◆ Stored data ◆
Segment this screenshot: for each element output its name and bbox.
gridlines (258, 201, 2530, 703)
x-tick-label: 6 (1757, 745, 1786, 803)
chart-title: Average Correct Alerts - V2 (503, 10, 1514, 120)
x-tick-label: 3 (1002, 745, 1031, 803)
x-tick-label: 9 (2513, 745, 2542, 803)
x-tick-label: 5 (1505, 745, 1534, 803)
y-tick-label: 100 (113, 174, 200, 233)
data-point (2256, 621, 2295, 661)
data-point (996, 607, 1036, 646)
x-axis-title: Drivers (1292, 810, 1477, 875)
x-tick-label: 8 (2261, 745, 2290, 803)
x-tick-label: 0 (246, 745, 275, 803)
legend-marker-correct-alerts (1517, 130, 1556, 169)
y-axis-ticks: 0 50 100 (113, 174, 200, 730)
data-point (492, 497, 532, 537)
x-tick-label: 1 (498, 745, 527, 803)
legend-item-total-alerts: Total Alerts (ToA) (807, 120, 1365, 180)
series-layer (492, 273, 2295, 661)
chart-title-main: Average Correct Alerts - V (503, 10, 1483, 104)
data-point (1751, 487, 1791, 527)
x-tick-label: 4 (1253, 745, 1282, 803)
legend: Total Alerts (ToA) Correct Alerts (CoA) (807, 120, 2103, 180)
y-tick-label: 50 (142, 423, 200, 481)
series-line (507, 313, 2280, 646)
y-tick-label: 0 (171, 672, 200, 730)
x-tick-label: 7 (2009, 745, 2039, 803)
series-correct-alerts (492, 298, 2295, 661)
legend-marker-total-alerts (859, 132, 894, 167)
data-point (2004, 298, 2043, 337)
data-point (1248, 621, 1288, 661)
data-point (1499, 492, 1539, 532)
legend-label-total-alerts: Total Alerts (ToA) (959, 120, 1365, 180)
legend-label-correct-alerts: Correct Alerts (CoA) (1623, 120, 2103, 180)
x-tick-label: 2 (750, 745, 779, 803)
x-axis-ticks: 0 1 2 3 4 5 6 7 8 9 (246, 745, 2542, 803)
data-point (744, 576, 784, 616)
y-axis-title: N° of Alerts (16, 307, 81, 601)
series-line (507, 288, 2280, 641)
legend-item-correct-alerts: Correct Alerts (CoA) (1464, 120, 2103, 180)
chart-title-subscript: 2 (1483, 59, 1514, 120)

◆ Given request ◆
Can you write out all of the lines above again, word for word and character for character?

◆ Answer to this task ◆
Segment this screenshot: for each element output its name and bbox.
gridlines (258, 201, 2530, 703)
x-tick-label: 6 (1757, 745, 1786, 803)
chart-title: Average Correct Alerts - V2 (503, 10, 1514, 120)
x-tick-label: 3 (1002, 745, 1031, 803)
x-tick-label: 9 (2513, 745, 2542, 803)
x-tick-label: 5 (1505, 745, 1534, 803)
y-tick-label: 100 (113, 174, 200, 233)
data-point (2256, 621, 2295, 661)
data-point (996, 607, 1036, 646)
x-axis-title: Drivers (1292, 810, 1477, 875)
x-tick-label: 8 (2261, 745, 2290, 803)
x-tick-label: 0 (246, 745, 275, 803)
legend-marker-correct-alerts (1517, 130, 1556, 169)
y-axis-ticks: 0 50 100 (113, 174, 200, 730)
data-point (492, 497, 532, 537)
x-tick-label: 1 (498, 745, 527, 803)
legend-item-total-alerts: Total Alerts (ToA) (807, 120, 1365, 180)
series-layer (492, 273, 2295, 661)
chart-title-main: Average Correct Alerts - V (503, 10, 1483, 104)
data-point (1751, 487, 1791, 527)
x-tick-label: 4 (1253, 745, 1282, 803)
legend: Total Alerts (ToA) Correct Alerts (CoA) (807, 120, 2103, 180)
y-tick-label: 50 (142, 423, 200, 481)
series-line (507, 313, 2280, 646)
y-tick-label: 0 (171, 672, 200, 730)
x-tick-label: 7 (2009, 745, 2039, 803)
series-correct-alerts (492, 298, 2295, 661)
legend-marker-total-alerts (859, 132, 894, 167)
data-point (2004, 298, 2043, 337)
data-point (1248, 621, 1288, 661)
data-point (1499, 492, 1539, 532)
legend-label-total-alerts: Total Alerts (ToA) (959, 120, 1365, 180)
legend-label-correct-alerts: Correct Alerts (CoA) (1623, 120, 2103, 180)
x-tick-label: 2 (750, 745, 779, 803)
x-axis-ticks: 0 1 2 3 4 5 6 7 8 9 (246, 745, 2542, 803)
data-point (744, 576, 784, 616)
y-axis-title: N° of Alerts (16, 307, 81, 601)
series-line (507, 288, 2280, 641)
legend-item-correct-alerts: Correct Alerts (CoA) (1464, 120, 2103, 180)
chart-title-subscript: 2 (1483, 59, 1514, 120)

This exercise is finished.